--- Begin MATERIALS PROVIDED ---
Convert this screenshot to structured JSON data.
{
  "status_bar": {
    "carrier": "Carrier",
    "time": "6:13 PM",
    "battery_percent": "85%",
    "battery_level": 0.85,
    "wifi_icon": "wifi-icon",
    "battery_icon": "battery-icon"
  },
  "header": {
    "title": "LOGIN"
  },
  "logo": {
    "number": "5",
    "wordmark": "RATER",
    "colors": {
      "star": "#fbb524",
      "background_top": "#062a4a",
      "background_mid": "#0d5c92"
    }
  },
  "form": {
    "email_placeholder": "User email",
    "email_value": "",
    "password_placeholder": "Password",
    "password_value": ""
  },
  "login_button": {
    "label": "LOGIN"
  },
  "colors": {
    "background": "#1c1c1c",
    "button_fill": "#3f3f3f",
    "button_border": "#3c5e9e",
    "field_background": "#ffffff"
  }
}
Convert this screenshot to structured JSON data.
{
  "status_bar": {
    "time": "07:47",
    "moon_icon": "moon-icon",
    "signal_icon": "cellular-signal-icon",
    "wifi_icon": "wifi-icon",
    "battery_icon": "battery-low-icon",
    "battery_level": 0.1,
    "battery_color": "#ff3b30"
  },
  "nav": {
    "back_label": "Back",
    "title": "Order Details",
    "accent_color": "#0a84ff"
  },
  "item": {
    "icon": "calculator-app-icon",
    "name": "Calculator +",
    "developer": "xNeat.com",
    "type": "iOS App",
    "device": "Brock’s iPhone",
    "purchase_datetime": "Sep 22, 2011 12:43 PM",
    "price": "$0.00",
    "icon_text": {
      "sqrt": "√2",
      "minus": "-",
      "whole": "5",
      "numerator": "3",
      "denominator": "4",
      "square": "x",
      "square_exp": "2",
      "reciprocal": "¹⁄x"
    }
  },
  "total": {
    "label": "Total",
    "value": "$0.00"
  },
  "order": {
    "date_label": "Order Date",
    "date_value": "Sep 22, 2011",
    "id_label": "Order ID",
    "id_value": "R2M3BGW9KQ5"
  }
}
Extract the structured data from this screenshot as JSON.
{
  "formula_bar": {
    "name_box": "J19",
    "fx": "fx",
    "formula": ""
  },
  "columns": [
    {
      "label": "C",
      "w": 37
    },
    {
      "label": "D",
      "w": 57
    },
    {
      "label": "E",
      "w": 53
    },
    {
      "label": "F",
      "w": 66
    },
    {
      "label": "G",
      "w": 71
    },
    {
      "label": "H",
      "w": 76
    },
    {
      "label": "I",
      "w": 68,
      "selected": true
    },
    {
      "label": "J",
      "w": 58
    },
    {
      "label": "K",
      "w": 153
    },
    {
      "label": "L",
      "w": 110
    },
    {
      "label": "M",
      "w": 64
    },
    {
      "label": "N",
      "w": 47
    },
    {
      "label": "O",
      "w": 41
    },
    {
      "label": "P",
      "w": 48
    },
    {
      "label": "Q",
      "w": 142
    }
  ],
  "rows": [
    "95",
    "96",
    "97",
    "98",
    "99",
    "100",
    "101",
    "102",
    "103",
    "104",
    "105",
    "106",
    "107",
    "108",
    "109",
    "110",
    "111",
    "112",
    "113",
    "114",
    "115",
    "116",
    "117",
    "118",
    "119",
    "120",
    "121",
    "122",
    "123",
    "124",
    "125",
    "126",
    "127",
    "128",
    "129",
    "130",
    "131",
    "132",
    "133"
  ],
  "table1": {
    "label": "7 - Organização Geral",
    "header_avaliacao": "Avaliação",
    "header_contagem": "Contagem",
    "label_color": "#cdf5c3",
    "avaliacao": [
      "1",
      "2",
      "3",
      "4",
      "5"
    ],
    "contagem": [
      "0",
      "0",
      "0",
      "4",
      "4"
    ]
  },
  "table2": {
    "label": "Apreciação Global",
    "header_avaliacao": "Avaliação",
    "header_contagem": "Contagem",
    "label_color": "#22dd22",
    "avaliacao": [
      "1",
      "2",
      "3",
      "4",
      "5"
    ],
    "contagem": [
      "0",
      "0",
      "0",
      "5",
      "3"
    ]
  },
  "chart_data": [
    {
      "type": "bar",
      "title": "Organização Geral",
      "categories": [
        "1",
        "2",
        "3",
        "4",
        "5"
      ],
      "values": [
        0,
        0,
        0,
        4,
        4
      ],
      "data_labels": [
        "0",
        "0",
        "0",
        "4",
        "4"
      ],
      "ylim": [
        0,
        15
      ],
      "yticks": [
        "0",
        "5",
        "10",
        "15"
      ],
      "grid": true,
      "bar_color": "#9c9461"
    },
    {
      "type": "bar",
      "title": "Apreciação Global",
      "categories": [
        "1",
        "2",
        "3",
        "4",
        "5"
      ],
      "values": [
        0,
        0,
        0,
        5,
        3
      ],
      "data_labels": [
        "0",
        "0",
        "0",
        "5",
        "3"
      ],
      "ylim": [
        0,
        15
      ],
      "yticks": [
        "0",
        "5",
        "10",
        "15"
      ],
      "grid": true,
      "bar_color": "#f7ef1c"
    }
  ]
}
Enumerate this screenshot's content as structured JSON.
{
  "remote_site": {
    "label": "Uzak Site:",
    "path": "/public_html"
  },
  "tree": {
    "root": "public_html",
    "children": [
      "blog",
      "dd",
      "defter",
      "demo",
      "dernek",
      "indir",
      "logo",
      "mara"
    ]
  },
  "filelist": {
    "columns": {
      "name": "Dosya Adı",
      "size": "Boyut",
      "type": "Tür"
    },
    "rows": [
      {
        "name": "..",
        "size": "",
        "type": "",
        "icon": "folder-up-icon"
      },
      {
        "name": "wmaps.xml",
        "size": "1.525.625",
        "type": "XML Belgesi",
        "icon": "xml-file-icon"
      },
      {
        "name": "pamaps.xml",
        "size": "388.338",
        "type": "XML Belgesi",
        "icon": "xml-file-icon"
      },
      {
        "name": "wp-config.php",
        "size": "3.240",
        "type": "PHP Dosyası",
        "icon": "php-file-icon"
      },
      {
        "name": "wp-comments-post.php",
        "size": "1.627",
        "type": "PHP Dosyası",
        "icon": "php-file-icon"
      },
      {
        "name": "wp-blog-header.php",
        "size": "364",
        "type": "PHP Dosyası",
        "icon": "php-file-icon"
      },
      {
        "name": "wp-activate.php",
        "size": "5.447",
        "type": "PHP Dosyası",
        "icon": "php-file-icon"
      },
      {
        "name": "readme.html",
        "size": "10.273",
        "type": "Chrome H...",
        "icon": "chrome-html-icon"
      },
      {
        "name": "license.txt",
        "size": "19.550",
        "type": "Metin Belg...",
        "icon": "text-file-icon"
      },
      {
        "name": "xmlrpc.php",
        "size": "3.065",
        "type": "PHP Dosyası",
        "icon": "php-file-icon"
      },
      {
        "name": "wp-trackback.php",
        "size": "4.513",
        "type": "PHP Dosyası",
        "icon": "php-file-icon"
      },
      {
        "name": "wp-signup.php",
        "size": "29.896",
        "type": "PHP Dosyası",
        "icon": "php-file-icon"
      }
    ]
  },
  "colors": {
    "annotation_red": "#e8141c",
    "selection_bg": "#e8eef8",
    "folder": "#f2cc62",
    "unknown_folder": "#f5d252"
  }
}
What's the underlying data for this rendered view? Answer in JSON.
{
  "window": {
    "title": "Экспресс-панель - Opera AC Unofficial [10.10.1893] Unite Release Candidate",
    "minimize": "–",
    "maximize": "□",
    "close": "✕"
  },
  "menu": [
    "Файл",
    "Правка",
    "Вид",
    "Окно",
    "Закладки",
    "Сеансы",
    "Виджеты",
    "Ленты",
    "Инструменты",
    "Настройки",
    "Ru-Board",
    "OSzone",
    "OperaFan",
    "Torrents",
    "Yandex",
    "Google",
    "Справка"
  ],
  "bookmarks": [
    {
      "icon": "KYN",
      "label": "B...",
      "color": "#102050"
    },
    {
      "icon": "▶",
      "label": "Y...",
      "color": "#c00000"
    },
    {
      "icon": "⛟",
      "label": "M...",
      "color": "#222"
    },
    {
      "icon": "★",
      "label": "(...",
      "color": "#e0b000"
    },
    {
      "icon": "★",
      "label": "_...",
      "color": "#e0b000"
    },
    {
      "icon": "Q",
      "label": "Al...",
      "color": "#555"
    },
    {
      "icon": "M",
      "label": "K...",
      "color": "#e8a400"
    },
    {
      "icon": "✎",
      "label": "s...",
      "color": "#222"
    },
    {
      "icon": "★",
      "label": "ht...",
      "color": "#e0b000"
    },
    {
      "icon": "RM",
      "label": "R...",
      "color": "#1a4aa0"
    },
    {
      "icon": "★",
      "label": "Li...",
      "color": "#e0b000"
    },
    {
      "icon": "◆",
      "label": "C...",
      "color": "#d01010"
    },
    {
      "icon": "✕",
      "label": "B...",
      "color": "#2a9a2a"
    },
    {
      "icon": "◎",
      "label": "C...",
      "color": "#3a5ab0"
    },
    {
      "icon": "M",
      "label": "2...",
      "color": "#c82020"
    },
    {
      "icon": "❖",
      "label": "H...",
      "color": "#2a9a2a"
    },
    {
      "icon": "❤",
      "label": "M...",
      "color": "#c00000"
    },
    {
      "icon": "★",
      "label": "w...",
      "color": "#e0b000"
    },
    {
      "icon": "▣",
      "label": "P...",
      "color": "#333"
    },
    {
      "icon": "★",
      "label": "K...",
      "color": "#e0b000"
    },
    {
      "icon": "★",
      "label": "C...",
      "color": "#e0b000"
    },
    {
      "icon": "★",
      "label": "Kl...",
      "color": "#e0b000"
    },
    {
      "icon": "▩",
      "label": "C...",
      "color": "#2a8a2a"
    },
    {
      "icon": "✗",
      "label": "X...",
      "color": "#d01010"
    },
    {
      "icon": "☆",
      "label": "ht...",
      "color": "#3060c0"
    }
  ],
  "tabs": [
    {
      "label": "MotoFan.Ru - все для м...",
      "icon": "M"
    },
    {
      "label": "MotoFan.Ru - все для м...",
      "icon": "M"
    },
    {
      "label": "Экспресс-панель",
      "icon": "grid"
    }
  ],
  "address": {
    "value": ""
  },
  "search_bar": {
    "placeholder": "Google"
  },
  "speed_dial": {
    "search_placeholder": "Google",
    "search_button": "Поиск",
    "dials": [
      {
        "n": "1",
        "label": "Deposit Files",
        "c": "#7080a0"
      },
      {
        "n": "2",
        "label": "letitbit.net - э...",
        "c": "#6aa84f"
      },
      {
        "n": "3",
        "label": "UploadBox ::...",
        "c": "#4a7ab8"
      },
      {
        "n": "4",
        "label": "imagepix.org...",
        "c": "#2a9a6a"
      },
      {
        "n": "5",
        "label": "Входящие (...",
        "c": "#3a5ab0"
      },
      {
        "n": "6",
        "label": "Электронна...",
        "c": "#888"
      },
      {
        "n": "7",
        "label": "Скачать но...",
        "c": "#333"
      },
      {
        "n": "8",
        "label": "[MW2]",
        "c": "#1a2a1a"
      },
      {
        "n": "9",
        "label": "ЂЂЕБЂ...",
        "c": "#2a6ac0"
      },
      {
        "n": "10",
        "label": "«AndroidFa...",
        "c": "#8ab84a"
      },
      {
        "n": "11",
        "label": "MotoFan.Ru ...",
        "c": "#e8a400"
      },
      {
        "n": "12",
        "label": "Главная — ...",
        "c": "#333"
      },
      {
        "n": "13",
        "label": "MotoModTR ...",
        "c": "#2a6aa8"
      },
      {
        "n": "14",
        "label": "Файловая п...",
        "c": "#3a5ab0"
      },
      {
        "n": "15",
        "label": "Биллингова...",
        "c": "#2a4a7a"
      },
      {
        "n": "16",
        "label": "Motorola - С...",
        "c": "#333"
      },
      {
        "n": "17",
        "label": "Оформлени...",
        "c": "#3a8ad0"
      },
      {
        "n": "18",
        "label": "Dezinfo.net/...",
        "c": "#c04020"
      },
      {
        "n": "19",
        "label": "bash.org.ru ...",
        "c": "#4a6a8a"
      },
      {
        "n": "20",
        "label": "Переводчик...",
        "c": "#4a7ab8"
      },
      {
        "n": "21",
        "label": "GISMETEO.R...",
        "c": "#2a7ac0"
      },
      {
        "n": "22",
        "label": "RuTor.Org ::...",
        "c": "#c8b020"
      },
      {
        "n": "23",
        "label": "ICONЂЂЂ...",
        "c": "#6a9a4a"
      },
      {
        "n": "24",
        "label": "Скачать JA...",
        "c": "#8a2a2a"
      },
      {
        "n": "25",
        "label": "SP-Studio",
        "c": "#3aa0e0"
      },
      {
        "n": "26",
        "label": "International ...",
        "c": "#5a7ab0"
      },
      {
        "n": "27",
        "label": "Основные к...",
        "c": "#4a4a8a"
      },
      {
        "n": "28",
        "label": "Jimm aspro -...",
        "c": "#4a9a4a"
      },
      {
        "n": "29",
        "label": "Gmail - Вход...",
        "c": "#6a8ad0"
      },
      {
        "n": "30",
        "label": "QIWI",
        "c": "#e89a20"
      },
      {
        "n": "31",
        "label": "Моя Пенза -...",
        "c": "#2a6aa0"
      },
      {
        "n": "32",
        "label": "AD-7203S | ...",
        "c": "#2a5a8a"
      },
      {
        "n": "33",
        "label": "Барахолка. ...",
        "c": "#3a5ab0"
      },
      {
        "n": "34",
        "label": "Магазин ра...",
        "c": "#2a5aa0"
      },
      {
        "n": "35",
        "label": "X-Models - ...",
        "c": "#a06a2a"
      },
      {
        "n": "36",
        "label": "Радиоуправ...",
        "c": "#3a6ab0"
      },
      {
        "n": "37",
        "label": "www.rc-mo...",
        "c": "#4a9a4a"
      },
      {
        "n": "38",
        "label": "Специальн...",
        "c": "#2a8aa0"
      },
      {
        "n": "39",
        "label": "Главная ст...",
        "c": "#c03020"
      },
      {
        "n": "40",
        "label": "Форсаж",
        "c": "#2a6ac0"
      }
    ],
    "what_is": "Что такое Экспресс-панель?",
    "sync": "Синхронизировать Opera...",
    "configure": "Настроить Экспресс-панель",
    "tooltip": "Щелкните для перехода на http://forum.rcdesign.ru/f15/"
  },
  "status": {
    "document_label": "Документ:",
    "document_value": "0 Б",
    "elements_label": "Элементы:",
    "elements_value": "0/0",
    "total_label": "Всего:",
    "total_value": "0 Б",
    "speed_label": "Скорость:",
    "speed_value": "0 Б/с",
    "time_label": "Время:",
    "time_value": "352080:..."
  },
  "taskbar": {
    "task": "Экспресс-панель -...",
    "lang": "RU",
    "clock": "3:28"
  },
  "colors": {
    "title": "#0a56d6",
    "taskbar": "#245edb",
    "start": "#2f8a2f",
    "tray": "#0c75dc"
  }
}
--- End MATERIALS PROVIDED ---
- _TASK REQUIREMENTS_
In the records, locate each line holding the string "JSON" and copy it.

- _EXERCISE RESPONSE_
Convert this screenshot to structured JSON data.
Convert this screenshot to structured JSON data.
Extract the structured data from this screenshot as JSON.
Enumerate this screenshot's content as structured JSON.
What's the underlying data for this rendered view? Answer in JSON.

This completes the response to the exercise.